__DIRECTIONS FOR THIS TASK__: Quote the listing below in full and exactly as written, but omit every picture.

__DATASET EXTRACT__:
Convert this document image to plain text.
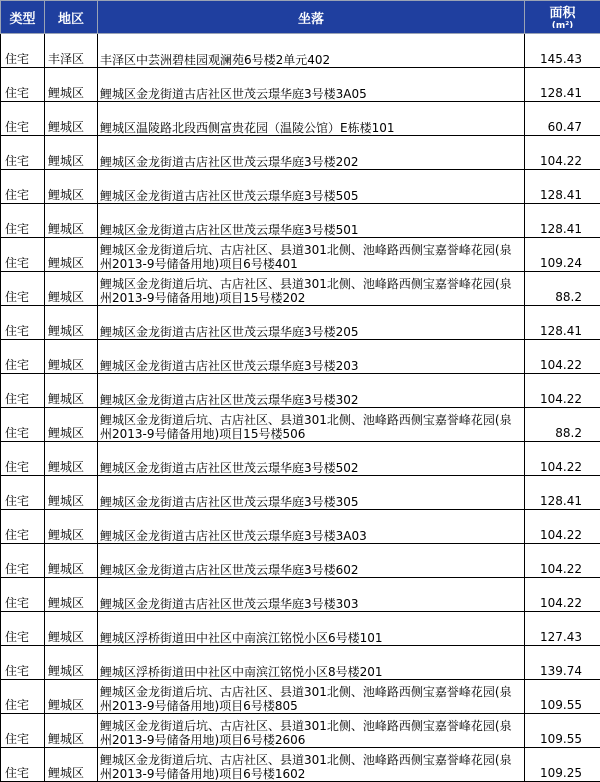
类型	地区	坐落	面积
(m²)

住宅	丰泽区	丰泽区中芸洲碧桂园观澜苑6号楼2单元402	145.43
住宅	鲤城区	鲤城区金龙街道古店社区世茂云璟华庭3号楼3A05	128.41
住宅	鲤城区	鲤城区温陵路北段西侧富贵花园（温陵公馆）E栋楼101	60.47
住宅	鲤城区	鲤城区金龙街道古店社区世茂云璟华庭3号楼202	104.22
住宅	鲤城区	鲤城区金龙街道古店社区世茂云璟华庭3号楼505	128.41
住宅	鲤城区	鲤城区金龙街道古店社区世茂云璟华庭3号楼501	128.41
住宅	鲤城区	鲤城区金龙街道后坑、古店社区、县道301北侧、池峰路西侧宝嘉誉峰花园(泉州2013-9号储备用地)项目6号楼401	109.24
住宅	鲤城区	鲤城区金龙街道后坑、古店社区、县道301北侧、池峰路西侧宝嘉誉峰花园(泉州2013-9号储备用地)项目15号楼202	88.2
住宅	鲤城区	鲤城区金龙街道古店社区世茂云璟华庭3号楼205	128.41
住宅	鲤城区	鲤城区金龙街道古店社区世茂云璟华庭3号楼203	104.22
住宅	鲤城区	鲤城区金龙街道古店社区世茂云璟华庭3号楼302	104.22
住宅	鲤城区	鲤城区金龙街道后坑、古店社区、县道301北侧、池峰路西侧宝嘉誉峰花园(泉州2013-9号储备用地)项目15号楼506	88.2
住宅	鲤城区	鲤城区金龙街道古店社区世茂云璟华庭3号楼502	104.22
住宅	鲤城区	鲤城区金龙街道古店社区世茂云璟华庭3号楼305	128.41
住宅	鲤城区	鲤城区金龙街道古店社区世茂云璟华庭3号楼3A03	104.22
住宅	鲤城区	鲤城区金龙街道古店社区世茂云璟华庭3号楼602	104.22
住宅	鲤城区	鲤城区金龙街道古店社区世茂云璟华庭3号楼303	104.22
住宅	鲤城区	鲤城区浮桥街道田中社区中南滨江铭悦小区6号楼101	127.43
住宅	鲤城区	鲤城区浮桥街道田中社区中南滨江铭悦小区8号楼201	139.74
住宅	鲤城区	鲤城区金龙街道后坑、古店社区、县道301北侧、池峰路西侧宝嘉誉峰花园(泉州2013-9号储备用地)项目6号楼805	109.55
住宅	鲤城区	鲤城区金龙街道后坑、古店社区、县道301北侧、池峰路西侧宝嘉誉峰花园(泉州2013-9号储备用地)项目6号楼2606	109.55
住宅	鲤城区	鲤城区金龙街道后坑、古店社区、县道301北侧、池峰路西侧宝嘉誉峰花园(泉州2013-9号储备用地)项目6号楼1602	109.25
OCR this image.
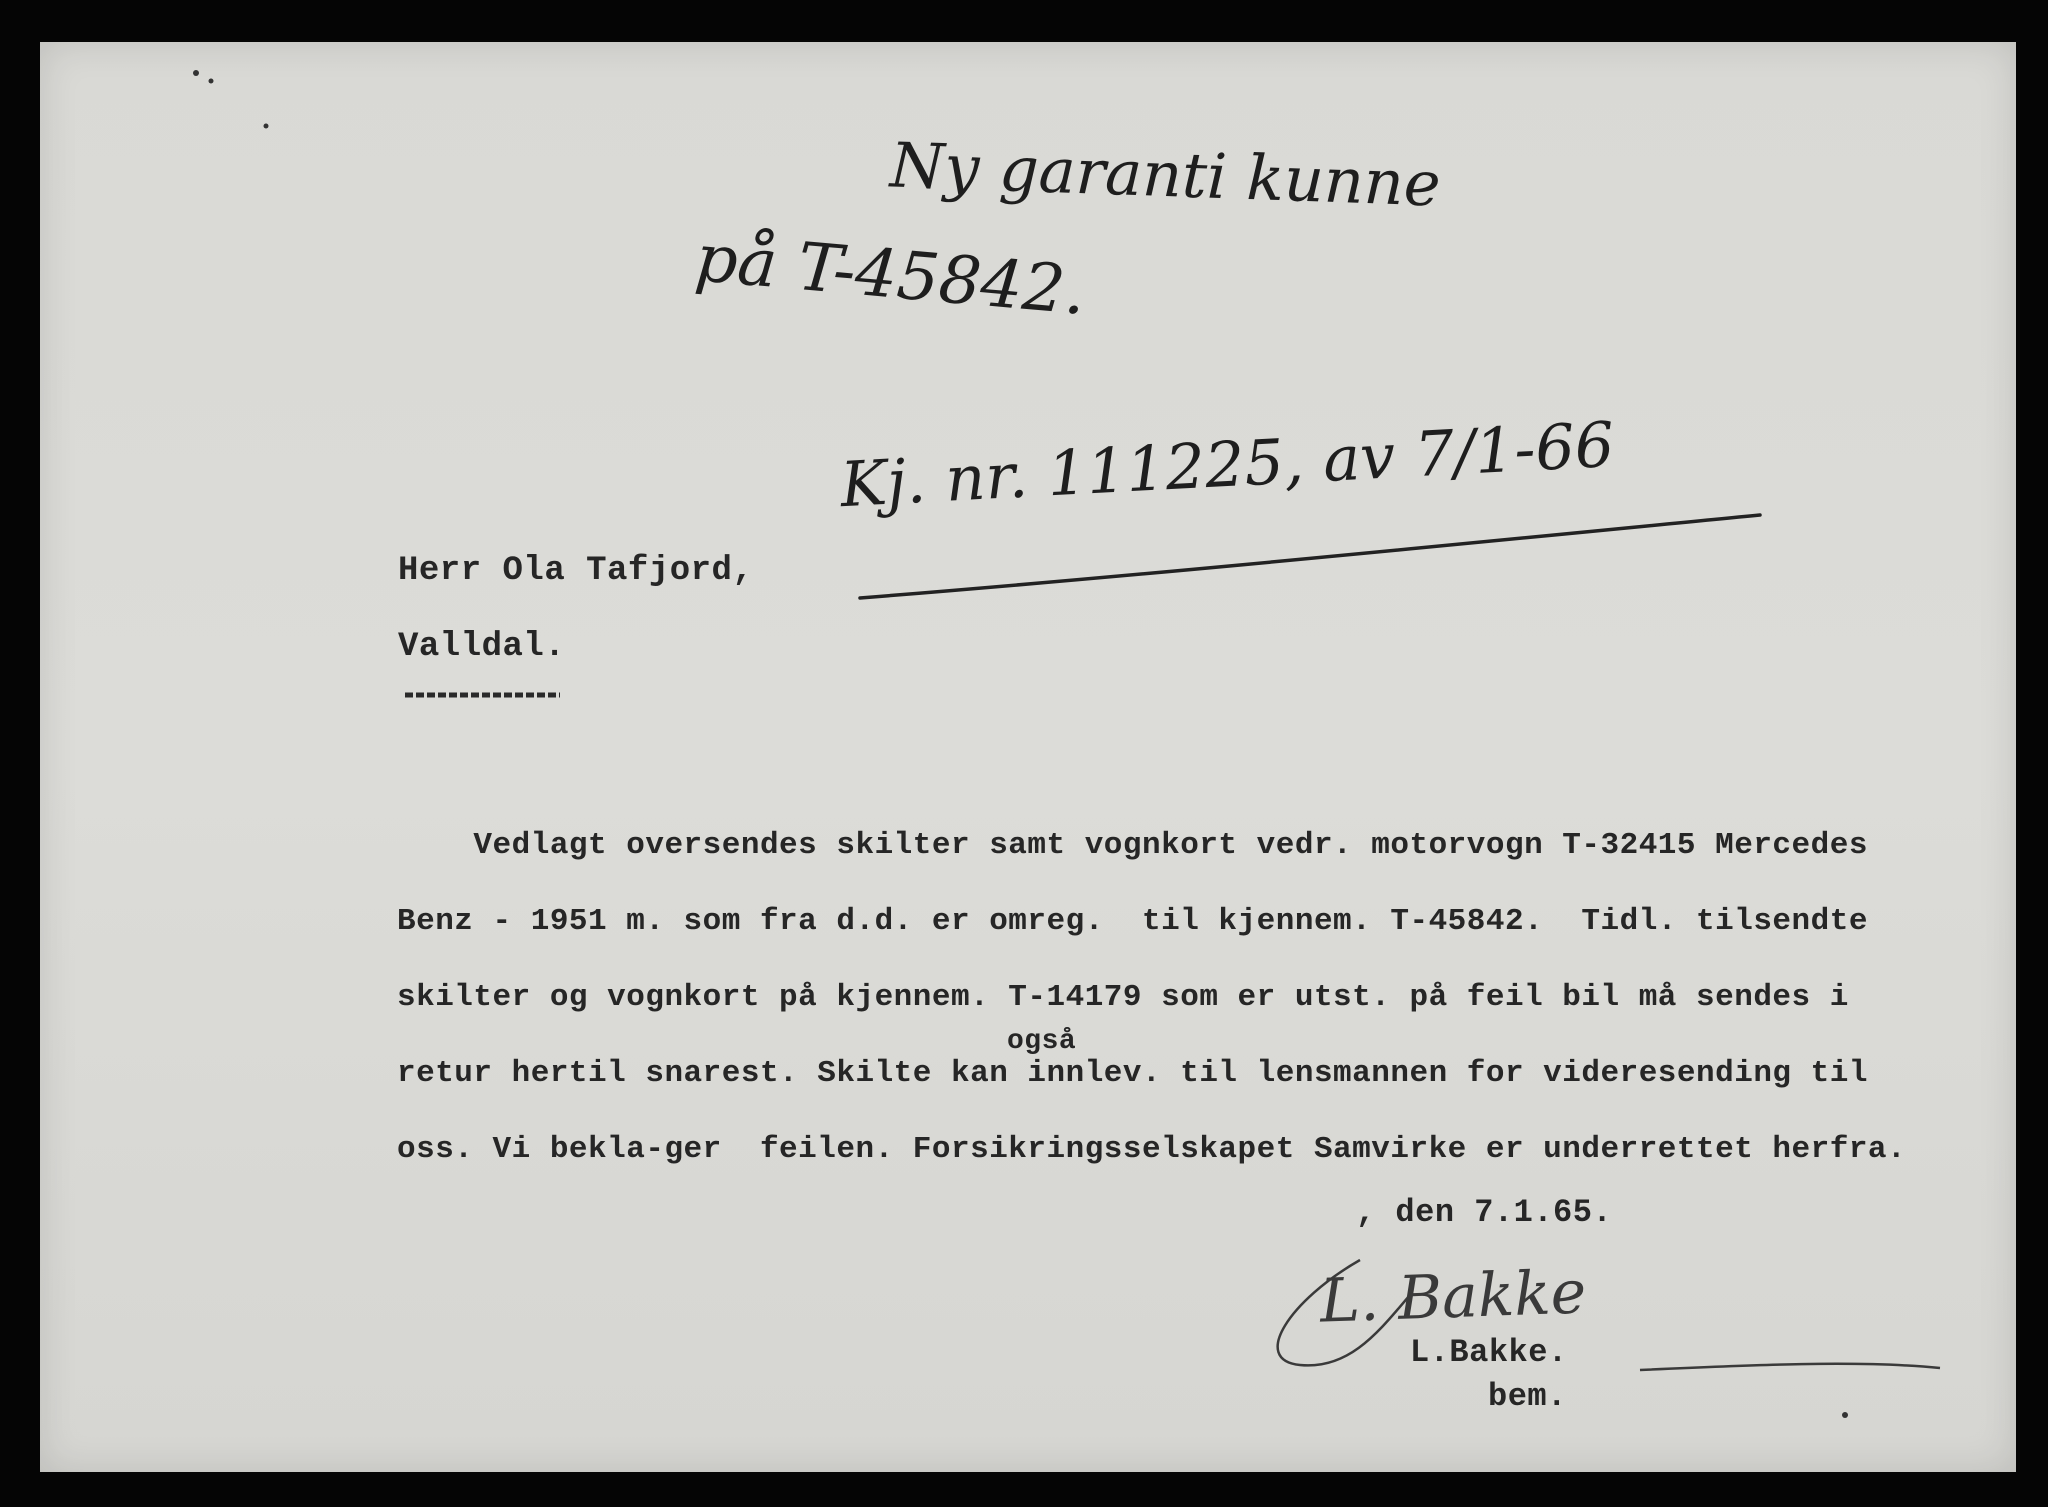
Ny garanti kunne

på T-45842.

Kj. nr. 111225, av 7/1-66

Herr Ola Tafjord,

Valldal.

Vedlagt oversendes skilter samt vognkort vedr. motorvogn T-32415 Mercedes

Benz - 1951 m. som fra d.d. er omreg.  til kjennem. T-45842.  Tidl. tilsendte

skilter og vognkort på kjennem. T-14179 som er utst. på feil bil må sendes i

også

retur hertil snarest. Skilte kan innlev. til lensmannen for videresending til

oss. Vi bekla-ger  feilen. Forsikringsselskapet Samvirke er underrettet herfra.

, den 7.1.65.

L. Bakke

L.Bakke.

bem.
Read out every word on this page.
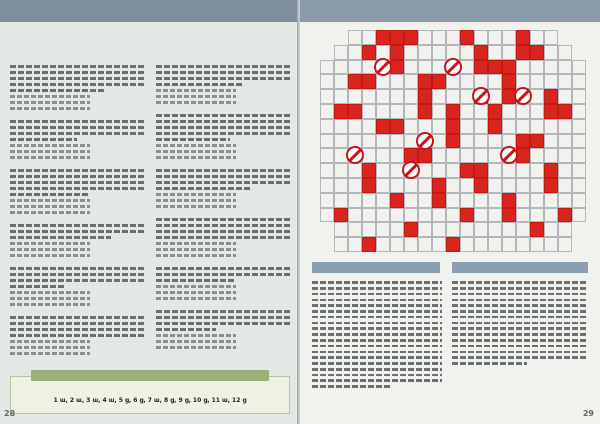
1 ա, 2 ա, 3 ա, 4 ա, 5 ց, 6 ց, 7 ա, 8 ց, 9 ց, 10 ց, 11 ա, 12 ց
28	29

__TASK RESULT__:
Convert this document image to plain text.
类型	地区	坐落	面积
(m²)

住宅	丰泽区	丰泽区中芸洲碧桂园观澜苑6号楼2单元402	145.43
住宅	鲤城区	鲤城区金龙街道古店社区世茂云璟华庭3号楼3A05	128.41
住宅	鲤城区	鲤城区温陵路北段西侧富贵花园（温陵公馆）E栋楼101	60.47
住宅	鲤城区	鲤城区金龙街道古店社区世茂云璟华庭3号楼202	104.22
住宅	鲤城区	鲤城区金龙街道古店社区世茂云璟华庭3号楼505	128.41
住宅	鲤城区	鲤城区金龙街道古店社区世茂云璟华庭3号楼501	128.41
住宅	鲤城区	鲤城区金龙街道后坑、古店社区、县道301北侧、池峰路西侧宝嘉誉峰花园(泉州2013-9号储备用地)项目6号楼401	109.24
住宅	鲤城区	鲤城区金龙街道后坑、古店社区、县道301北侧、池峰路西侧宝嘉誉峰花园(泉州2013-9号储备用地)项目15号楼202	88.2
住宅	鲤城区	鲤城区金龙街道古店社区世茂云璟华庭3号楼205	128.41
住宅	鲤城区	鲤城区金龙街道古店社区世茂云璟华庭3号楼203	104.22
住宅	鲤城区	鲤城区金龙街道古店社区世茂云璟华庭3号楼302	104.22
住宅	鲤城区	鲤城区金龙街道后坑、古店社区、县道301北侧、池峰路西侧宝嘉誉峰花园(泉州2013-9号储备用地)项目15号楼506	88.2
住宅	鲤城区	鲤城区金龙街道古店社区世茂云璟华庭3号楼502	104.22
住宅	鲤城区	鲤城区金龙街道古店社区世茂云璟华庭3号楼305	128.41
住宅	鲤城区	鲤城区金龙街道古店社区世茂云璟华庭3号楼3A03	104.22
住宅	鲤城区	鲤城区金龙街道古店社区世茂云璟华庭3号楼602	104.22
住宅	鲤城区	鲤城区金龙街道古店社区世茂云璟华庭3号楼303	104.22
住宅	鲤城区	鲤城区浮桥街道田中社区中南滨江铭悦小区6号楼101	127.43
住宅	鲤城区	鲤城区浮桥街道田中社区中南滨江铭悦小区8号楼201	139.74
住宅	鲤城区	鲤城区金龙街道后坑、古店社区、县道301北侧、池峰路西侧宝嘉誉峰花园(泉州2013-9号储备用地)项目6号楼805	109.55
住宅	鲤城区	鲤城区金龙街道后坑、古店社区、县道301北侧、池峰路西侧宝嘉誉峰花园(泉州2013-9号储备用地)项目6号楼2606	109.55
住宅	鲤城区	鲤城区金龙街道后坑、古店社区、县道301北侧、池峰路西侧宝嘉誉峰花园(泉州2013-9号储备用地)项目6号楼1602	109.25
OCR this image.
Ny garanti kunne

på T-45842.

Kj. nr. 111225, av 7/1-66

Herr Ola Tafjord,

Valldal.

Vedlagt oversendes skilter samt vognkort vedr. motorvogn T-32415 Mercedes

Benz - 1951 m. som fra d.d. er omreg.  til kjennem. T-45842.  Tidl. tilsendte

skilter og vognkort på kjennem. T-14179 som er utst. på feil bil må sendes i

også

retur hertil snarest. Skilte kan innlev. til lensmannen for videresending til

oss. Vi bekla-ger  feilen. Forsikringsselskapet Samvirke er underrettet herfra.

, den 7.1.65.

L. Bakke

L.Bakke.

bem.
Read out every word on this page.
1 ա, 2 ա, 3 ա, 4 ա, 5 ց, 6 ց, 7 ա, 8 ց, 9 ց, 10 ց, 11 ա, 12 ց
28	29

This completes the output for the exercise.